** Brief **
Rewrite the lines from the first one through the line containing "bar: [441, 376, 446, 409]", substituting "column" for every occurrence of "bar" and leaving all else unchanged.

** Data entries **

****

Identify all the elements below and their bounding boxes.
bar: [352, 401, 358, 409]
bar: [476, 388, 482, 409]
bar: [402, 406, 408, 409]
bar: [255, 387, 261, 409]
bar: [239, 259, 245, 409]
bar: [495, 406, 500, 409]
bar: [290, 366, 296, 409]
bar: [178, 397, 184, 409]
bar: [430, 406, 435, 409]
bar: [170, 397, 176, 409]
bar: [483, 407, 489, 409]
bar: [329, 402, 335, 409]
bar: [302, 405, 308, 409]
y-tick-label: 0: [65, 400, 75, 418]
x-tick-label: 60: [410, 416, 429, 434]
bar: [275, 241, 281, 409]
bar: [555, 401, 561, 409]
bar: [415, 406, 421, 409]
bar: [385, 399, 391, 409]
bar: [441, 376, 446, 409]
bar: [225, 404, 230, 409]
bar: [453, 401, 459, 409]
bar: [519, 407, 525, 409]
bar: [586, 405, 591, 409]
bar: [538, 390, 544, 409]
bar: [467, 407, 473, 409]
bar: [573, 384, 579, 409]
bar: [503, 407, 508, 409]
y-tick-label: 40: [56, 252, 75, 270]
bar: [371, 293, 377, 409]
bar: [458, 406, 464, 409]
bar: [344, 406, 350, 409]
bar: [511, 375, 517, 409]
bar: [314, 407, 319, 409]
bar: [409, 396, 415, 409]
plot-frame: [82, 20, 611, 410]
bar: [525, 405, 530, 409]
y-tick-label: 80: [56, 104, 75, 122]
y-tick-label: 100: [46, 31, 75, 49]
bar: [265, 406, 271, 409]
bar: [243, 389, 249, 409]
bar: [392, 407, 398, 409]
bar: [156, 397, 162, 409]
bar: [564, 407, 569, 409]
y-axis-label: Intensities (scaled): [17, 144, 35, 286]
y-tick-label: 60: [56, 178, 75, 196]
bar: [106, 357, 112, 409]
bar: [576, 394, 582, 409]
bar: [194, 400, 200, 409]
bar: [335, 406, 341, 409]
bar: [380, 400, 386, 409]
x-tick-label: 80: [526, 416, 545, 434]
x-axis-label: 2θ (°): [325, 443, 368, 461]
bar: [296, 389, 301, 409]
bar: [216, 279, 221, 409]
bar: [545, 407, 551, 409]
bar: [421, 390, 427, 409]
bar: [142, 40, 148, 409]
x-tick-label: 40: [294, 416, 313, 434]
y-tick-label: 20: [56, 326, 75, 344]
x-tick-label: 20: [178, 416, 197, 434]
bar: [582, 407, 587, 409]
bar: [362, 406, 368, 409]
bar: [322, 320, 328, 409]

****

** Complete output **
Identify all the elements below and their bounding boxes.
column: [352, 401, 358, 409]
column: [476, 388, 482, 409]
column: [402, 406, 408, 409]
column: [255, 387, 261, 409]
column: [239, 259, 245, 409]
column: [495, 406, 500, 409]
column: [290, 366, 296, 409]
column: [178, 397, 184, 409]
column: [430, 406, 435, 409]
column: [170, 397, 176, 409]
column: [483, 407, 489, 409]
column: [329, 402, 335, 409]
column: [302, 405, 308, 409]
y-tick-label: 0: [65, 400, 75, 418]
x-tick-label: 60: [410, 416, 429, 434]
column: [275, 241, 281, 409]
column: [555, 401, 561, 409]
column: [415, 406, 421, 409]
column: [385, 399, 391, 409]
column: [441, 376, 446, 409]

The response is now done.